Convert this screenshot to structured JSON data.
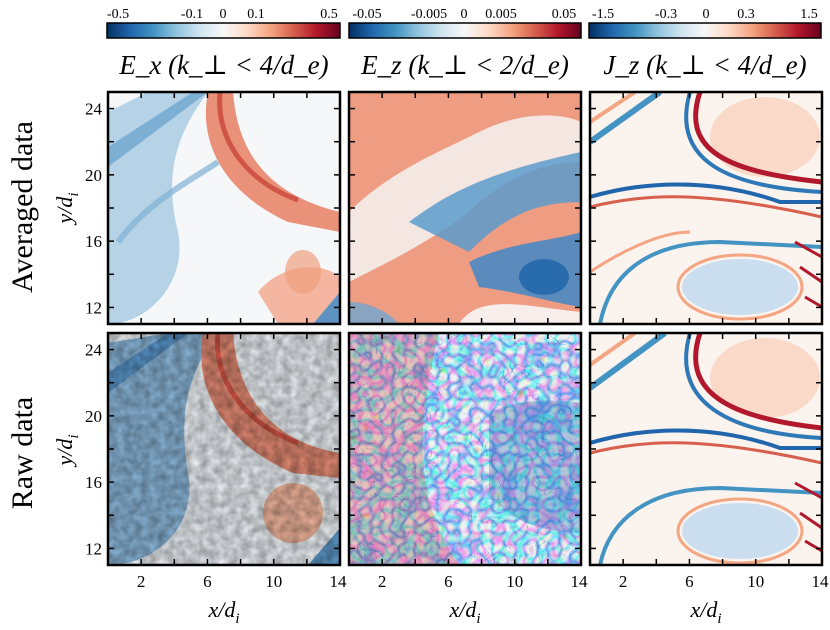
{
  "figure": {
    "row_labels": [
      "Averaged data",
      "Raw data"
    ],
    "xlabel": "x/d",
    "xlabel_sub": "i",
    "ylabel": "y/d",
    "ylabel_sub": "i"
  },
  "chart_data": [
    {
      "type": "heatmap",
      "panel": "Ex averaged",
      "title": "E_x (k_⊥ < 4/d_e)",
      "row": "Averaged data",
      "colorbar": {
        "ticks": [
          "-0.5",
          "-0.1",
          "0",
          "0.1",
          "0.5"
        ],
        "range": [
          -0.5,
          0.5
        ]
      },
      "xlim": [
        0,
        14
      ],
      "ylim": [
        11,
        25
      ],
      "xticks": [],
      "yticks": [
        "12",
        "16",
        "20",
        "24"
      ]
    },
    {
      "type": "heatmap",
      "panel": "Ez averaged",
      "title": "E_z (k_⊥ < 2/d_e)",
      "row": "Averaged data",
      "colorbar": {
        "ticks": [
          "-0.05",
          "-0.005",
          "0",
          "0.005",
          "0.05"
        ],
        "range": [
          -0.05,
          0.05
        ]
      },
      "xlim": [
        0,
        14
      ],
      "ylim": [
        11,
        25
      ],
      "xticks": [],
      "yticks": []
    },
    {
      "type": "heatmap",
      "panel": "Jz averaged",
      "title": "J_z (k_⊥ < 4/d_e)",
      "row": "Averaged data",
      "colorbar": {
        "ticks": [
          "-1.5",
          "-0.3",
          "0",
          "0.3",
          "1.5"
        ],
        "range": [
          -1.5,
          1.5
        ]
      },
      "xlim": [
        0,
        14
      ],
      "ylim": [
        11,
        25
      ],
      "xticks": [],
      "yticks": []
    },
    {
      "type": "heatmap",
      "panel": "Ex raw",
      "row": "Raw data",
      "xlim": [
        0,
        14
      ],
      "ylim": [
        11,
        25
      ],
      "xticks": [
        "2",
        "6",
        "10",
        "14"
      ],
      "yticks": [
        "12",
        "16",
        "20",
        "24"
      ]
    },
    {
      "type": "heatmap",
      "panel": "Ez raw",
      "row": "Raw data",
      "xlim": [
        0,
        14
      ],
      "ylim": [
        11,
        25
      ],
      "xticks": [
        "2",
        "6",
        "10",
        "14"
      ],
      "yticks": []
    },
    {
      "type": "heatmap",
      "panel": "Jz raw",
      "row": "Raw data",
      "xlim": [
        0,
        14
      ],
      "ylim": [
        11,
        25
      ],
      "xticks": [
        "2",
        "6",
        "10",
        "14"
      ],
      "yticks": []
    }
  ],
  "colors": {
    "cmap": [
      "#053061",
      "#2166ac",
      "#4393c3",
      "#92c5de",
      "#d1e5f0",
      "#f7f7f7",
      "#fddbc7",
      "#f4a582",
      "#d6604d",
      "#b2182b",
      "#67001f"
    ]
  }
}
_____
# GOAL:
Pictures stay out; reproduce every line of the records exactly.

# EXERCISE RESULT:
Convert this screenshot to structured JSON data.
{
  "figure": {
    "row_labels": [
      "Averaged data",
      "Raw data"
    ],
    "xlabel": "x/d",
    "xlabel_sub": "i",
    "ylabel": "y/d",
    "ylabel_sub": "i"
  },
  "chart_data": [
    {
      "type": "heatmap",
      "panel": "Ex averaged",
      "title": "E_x (k_⊥ < 4/d_e)",
      "row": "Averaged data",
      "colorbar": {
        "ticks": [
          "-0.5",
          "-0.1",
          "0",
          "0.1",
          "0.5"
        ],
        "range": [
          -0.5,
          0.5
        ]
      },
      "xlim": [
        0,
        14
      ],
      "ylim": [
        11,
        25
      ],
      "xticks": [],
      "yticks": [
        "12",
        "16",
        "20",
        "24"
      ]
    },
    {
      "type": "heatmap",
      "panel": "Ez averaged",
      "title": "E_z (k_⊥ < 2/d_e)",
      "row": "Averaged data",
      "colorbar": {
        "ticks": [
          "-0.05",
          "-0.005",
          "0",
          "0.005",
          "0.05"
        ],
        "range": [
          -0.05,
          0.05
        ]
      },
      "xlim": [
        0,
        14
      ],
      "ylim": [
        11,
        25
      ],
      "xticks": [],
      "yticks": []
    },
    {
      "type": "heatmap",
      "panel": "Jz averaged",
      "title": "J_z (k_⊥ < 4/d_e)",
      "row": "Averaged data",
      "colorbar": {
        "ticks": [
          "-1.5",
          "-0.3",
          "0",
          "0.3",
          "1.5"
        ],
        "range": [
          -1.5,
          1.5
        ]
      },
      "xlim": [
        0,
        14
      ],
      "ylim": [
        11,
        25
      ],
      "xticks": [],
      "yticks": []
    },
    {
      "type": "heatmap",
      "panel": "Ex raw",
      "row": "Raw data",
      "xlim": [
        0,
        14
      ],
      "ylim": [
        11,
        25
      ],
      "xticks": [
        "2",
        "6",
        "10",
        "14"
      ],
      "yticks": [
        "12",
        "16",
        "20",
        "24"
      ]
    },
    {
      "type": "heatmap",
      "panel": "Ez raw",
      "row": "Raw data",
      "xlim": [
        0,
        14
      ],
      "ylim": [
        11,
        25
      ],
      "xticks": [
        "2",
        "6",
        "10",
        "14"
      ],
      "yticks": []
    },
    {
      "type": "heatmap",
      "panel": "Jz raw",
      "row": "Raw data",
      "xlim": [
        0,
        14
      ],
      "ylim": [
        11,
        25
      ],
      "xticks": [
        "2",
        "6",
        "10",
        "14"
      ],
      "yticks": []
    }
  ],
  "colors": {
    "cmap": [
      "#053061",
      "#2166ac",
      "#4393c3",
      "#92c5de",
      "#d1e5f0",
      "#f7f7f7",
      "#fddbc7",
      "#f4a582",
      "#d6604d",
      "#b2182b",
      "#67001f"
    ]
  }
}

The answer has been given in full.